### DIRECTIONS FOR THIS TASK
Can you output the records below exactly as they are written?
BEGIN
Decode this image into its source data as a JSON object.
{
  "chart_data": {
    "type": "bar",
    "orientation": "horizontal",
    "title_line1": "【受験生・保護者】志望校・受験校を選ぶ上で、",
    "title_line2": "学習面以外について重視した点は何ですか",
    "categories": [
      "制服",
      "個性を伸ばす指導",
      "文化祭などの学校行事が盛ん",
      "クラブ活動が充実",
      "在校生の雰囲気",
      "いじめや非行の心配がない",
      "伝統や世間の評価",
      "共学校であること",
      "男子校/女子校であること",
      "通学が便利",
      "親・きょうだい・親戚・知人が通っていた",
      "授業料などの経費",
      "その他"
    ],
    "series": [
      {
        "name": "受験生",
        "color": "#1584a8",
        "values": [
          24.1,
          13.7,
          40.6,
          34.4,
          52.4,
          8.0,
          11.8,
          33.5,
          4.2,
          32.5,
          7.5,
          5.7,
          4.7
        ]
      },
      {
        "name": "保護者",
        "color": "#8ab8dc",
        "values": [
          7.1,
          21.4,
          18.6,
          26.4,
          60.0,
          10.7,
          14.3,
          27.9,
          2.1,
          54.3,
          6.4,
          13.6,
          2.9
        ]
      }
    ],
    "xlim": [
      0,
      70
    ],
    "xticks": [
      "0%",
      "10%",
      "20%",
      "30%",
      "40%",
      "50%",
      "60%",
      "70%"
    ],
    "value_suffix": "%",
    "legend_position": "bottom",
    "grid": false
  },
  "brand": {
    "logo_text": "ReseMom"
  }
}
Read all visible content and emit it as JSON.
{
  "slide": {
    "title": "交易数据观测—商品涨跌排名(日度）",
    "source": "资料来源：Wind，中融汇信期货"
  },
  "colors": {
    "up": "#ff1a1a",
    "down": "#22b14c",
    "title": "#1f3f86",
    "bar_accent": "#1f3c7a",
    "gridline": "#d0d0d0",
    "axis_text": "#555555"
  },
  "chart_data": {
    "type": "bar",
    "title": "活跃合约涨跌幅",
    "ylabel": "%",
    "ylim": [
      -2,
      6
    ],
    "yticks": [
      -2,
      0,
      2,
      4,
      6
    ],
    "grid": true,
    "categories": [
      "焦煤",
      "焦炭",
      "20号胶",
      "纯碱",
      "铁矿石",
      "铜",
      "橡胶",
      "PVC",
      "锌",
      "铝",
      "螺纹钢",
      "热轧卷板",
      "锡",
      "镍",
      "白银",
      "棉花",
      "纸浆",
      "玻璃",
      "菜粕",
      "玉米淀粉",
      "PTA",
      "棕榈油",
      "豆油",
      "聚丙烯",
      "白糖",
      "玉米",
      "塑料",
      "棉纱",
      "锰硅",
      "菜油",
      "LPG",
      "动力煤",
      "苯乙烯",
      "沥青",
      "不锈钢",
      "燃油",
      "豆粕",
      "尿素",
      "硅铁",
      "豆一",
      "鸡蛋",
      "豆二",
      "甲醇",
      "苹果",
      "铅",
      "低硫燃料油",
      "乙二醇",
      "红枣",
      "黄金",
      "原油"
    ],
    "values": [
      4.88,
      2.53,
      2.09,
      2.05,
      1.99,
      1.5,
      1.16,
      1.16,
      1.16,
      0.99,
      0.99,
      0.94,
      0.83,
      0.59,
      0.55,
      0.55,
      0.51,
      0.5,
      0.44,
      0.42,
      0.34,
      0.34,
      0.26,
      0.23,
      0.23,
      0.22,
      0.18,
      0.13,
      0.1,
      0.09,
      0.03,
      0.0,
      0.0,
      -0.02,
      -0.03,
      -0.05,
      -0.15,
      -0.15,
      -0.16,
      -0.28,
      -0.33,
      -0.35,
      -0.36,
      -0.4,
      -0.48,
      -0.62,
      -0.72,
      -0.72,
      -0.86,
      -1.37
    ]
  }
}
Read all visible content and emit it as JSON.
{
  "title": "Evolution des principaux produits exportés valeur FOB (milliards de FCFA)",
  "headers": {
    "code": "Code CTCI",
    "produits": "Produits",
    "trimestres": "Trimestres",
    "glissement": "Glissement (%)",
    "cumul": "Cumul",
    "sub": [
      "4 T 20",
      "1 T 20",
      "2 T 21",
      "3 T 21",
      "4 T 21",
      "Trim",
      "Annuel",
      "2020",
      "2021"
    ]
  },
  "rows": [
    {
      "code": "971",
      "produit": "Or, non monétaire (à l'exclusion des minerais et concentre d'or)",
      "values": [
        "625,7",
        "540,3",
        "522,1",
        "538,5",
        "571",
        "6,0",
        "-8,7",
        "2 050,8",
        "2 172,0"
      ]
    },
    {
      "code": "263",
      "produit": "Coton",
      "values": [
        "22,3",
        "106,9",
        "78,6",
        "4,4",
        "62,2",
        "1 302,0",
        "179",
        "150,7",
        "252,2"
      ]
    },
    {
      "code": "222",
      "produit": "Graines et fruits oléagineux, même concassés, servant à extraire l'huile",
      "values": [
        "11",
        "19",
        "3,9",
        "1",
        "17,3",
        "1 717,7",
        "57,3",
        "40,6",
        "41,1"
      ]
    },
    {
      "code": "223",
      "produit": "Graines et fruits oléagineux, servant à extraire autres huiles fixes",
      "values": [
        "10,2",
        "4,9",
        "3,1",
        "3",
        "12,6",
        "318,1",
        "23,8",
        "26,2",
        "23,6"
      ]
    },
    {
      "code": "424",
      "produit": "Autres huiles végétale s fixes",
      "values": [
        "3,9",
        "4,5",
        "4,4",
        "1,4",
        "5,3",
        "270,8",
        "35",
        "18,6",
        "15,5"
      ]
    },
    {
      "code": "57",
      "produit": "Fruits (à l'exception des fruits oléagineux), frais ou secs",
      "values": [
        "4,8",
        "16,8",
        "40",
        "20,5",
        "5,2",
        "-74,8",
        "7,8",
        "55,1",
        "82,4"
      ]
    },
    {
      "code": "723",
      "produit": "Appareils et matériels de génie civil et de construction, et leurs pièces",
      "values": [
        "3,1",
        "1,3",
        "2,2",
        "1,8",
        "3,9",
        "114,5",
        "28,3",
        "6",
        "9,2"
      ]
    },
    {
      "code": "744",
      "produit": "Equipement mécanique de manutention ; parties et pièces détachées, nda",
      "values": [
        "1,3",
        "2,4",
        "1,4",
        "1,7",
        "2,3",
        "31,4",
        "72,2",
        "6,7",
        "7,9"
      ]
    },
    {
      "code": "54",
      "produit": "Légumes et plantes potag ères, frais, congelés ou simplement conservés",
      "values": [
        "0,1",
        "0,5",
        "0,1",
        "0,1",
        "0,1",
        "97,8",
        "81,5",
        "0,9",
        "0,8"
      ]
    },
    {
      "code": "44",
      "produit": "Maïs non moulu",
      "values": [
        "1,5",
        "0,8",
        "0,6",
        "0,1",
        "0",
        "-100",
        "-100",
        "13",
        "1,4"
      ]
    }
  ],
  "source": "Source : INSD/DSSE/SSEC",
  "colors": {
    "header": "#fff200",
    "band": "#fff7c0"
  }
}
END
### TASK RESULT
Decode this image into its source data as a JSON object.
{
  "chart_data": {
    "type": "bar",
    "orientation": "horizontal",
    "title_line1": "【受験生・保護者】志望校・受験校を選ぶ上で、",
    "title_line2": "学習面以外について重視した点は何ですか",
    "categories": [
      "制服",
      "個性を伸ばす指導",
      "文化祭などの学校行事が盛ん",
      "クラブ活動が充実",
      "在校生の雰囲気",
      "いじめや非行の心配がない",
      "伝統や世間の評価",
      "共学校であること",
      "男子校/女子校であること",
      "通学が便利",
      "親・きょうだい・親戚・知人が通っていた",
      "授業料などの経費",
      "その他"
    ],
    "series": [
      {
        "name": "受験生",
        "color": "#1584a8",
        "values": [
          24.1,
          13.7,
          40.6,
          34.4,
          52.4,
          8.0,
          11.8,
          33.5,
          4.2,
          32.5,
          7.5,
          5.7,
          4.7
        ]
      },
      {
        "name": "保護者",
        "color": "#8ab8dc",
        "values": [
          7.1,
          21.4,
          18.6,
          26.4,
          60.0,
          10.7,
          14.3,
          27.9,
          2.1,
          54.3,
          6.4,
          13.6,
          2.9
        ]
      }
    ],
    "xlim": [
      0,
      70
    ],
    "xticks": [
      "0%",
      "10%",
      "20%",
      "30%",
      "40%",
      "50%",
      "60%",
      "70%"
    ],
    "value_suffix": "%",
    "legend_position": "bottom",
    "grid": false
  },
  "brand": {
    "logo_text": "ReseMom"
  }
}
Read all visible content and emit it as JSON.
{
  "slide": {
    "title": "交易数据观测—商品涨跌排名(日度）",
    "source": "资料来源：Wind，中融汇信期货"
  },
  "colors": {
    "up": "#ff1a1a",
    "down": "#22b14c",
    "title": "#1f3f86",
    "bar_accent": "#1f3c7a",
    "gridline": "#d0d0d0",
    "axis_text": "#555555"
  },
  "chart_data": {
    "type": "bar",
    "title": "活跃合约涨跌幅",
    "ylabel": "%",
    "ylim": [
      -2,
      6
    ],
    "yticks": [
      -2,
      0,
      2,
      4,
      6
    ],
    "grid": true,
    "categories": [
      "焦煤",
      "焦炭",
      "20号胶",
      "纯碱",
      "铁矿石",
      "铜",
      "橡胶",
      "PVC",
      "锌",
      "铝",
      "螺纹钢",
      "热轧卷板",
      "锡",
      "镍",
      "白银",
      "棉花",
      "纸浆",
      "玻璃",
      "菜粕",
      "玉米淀粉",
      "PTA",
      "棕榈油",
      "豆油",
      "聚丙烯",
      "白糖",
      "玉米",
      "塑料",
      "棉纱",
      "锰硅",
      "菜油",
      "LPG",
      "动力煤",
      "苯乙烯",
      "沥青",
      "不锈钢",
      "燃油",
      "豆粕",
      "尿素",
      "硅铁",
      "豆一",
      "鸡蛋",
      "豆二",
      "甲醇",
      "苹果",
      "铅",
      "低硫燃料油",
      "乙二醇",
      "红枣",
      "黄金",
      "原油"
    ],
    "values": [
      4.88,
      2.53,
      2.09,
      2.05,
      1.99,
      1.5,
      1.16,
      1.16,
      1.16,
      0.99,
      0.99,
      0.94,
      0.83,
      0.59,
      0.55,
      0.55,
      0.51,
      0.5,
      0.44,
      0.42,
      0.34,
      0.34,
      0.26,
      0.23,
      0.23,
      0.22,
      0.18,
      0.13,
      0.1,
      0.09,
      0.03,
      0.0,
      0.0,
      -0.02,
      -0.03,
      -0.05,
      -0.15,
      -0.15,
      -0.16,
      -0.28,
      -0.33,
      -0.35,
      -0.36,
      -0.4,
      -0.48,
      -0.62,
      -0.72,
      -0.72,
      -0.86,
      -1.37
    ]
  }
}
Read all visible content and emit it as JSON.
{
  "title": "Evolution des principaux produits exportés valeur FOB (milliards de FCFA)",
  "headers": {
    "code": "Code CTCI",
    "produits": "Produits",
    "trimestres": "Trimestres",
    "glissement": "Glissement (%)",
    "cumul": "Cumul",
    "sub": [
      "4 T 20",
      "1 T 20",
      "2 T 21",
      "3 T 21",
      "4 T 21",
      "Trim",
      "Annuel",
      "2020",
      "2021"
    ]
  },
  "rows": [
    {
      "code": "971",
      "produit": "Or, non monétaire (à l'exclusion des minerais et concentre d'or)",
      "values": [
        "625,7",
        "540,3",
        "522,1",
        "538,5",
        "571",
        "6,0",
        "-8,7",
        "2 050,8",
        "2 172,0"
      ]
    },
    {
      "code": "263",
      "produit": "Coton",
      "values": [
        "22,3",
        "106,9",
        "78,6",
        "4,4",
        "62,2",
        "1 302,0",
        "179",
        "150,7",
        "252,2"
      ]
    },
    {
      "code": "222",
      "produit": "Graines et fruits oléagineux, même concassés, servant à extraire l'huile",
      "values": [
        "11",
        "19",
        "3,9",
        "1",
        "17,3",
        "1 717,7",
        "57,3",
        "40,6",
        "41,1"
      ]
    },
    {
      "code": "223",
      "produit": "Graines et fruits oléagineux, servant à extraire autres huiles fixes",
      "values": [
        "10,2",
        "4,9",
        "3,1",
        "3",
        "12,6",
        "318,1",
        "23,8",
        "26,2",
        "23,6"
      ]
    },
    {
      "code": "424",
      "produit": "Autres huiles végétale s fixes",
      "values": [
        "3,9",
        "4,5",
        "4,4",
        "1,4",
        "5,3",
        "270,8",
        "35",
        "18,6",
        "15,5"
      ]
    },
    {
      "code": "57",
      "produit": "Fruits (à l'exception des fruits oléagineux), frais ou secs",
      "values": [
        "4,8",
        "16,8",
        "40",
        "20,5",
        "5,2",
        "-74,8",
        "7,8",
        "55,1",
        "82,4"
      ]
    },
    {
      "code": "723",
      "produit": "Appareils et matériels de génie civil et de construction, et leurs pièces",
      "values": [
        "3,1",
        "1,3",
        "2,2",
        "1,8",
        "3,9",
        "114,5",
        "28,3",
        "6",
        "9,2"
      ]
    },
    {
      "code": "744",
      "produit": "Equipement mécanique de manutention ; parties et pièces détachées, nda",
      "values": [
        "1,3",
        "2,4",
        "1,4",
        "1,7",
        "2,3",
        "31,4",
        "72,2",
        "6,7",
        "7,9"
      ]
    },
    {
      "code": "54",
      "produit": "Légumes et plantes potag ères, frais, congelés ou simplement conservés",
      "values": [
        "0,1",
        "0,5",
        "0,1",
        "0,1",
        "0,1",
        "97,8",
        "81,5",
        "0,9",
        "0,8"
      ]
    },
    {
      "code": "44",
      "produit": "Maïs non moulu",
      "values": [
        "1,5",
        "0,8",
        "0,6",
        "0,1",
        "0",
        "-100",
        "-100",
        "13",
        "1,4"
      ]
    }
  ],
  "source": "Source : INSD/DSSE/SSEC",
  "colors": {
    "header": "#fff200",
    "band": "#fff7c0"
  }
}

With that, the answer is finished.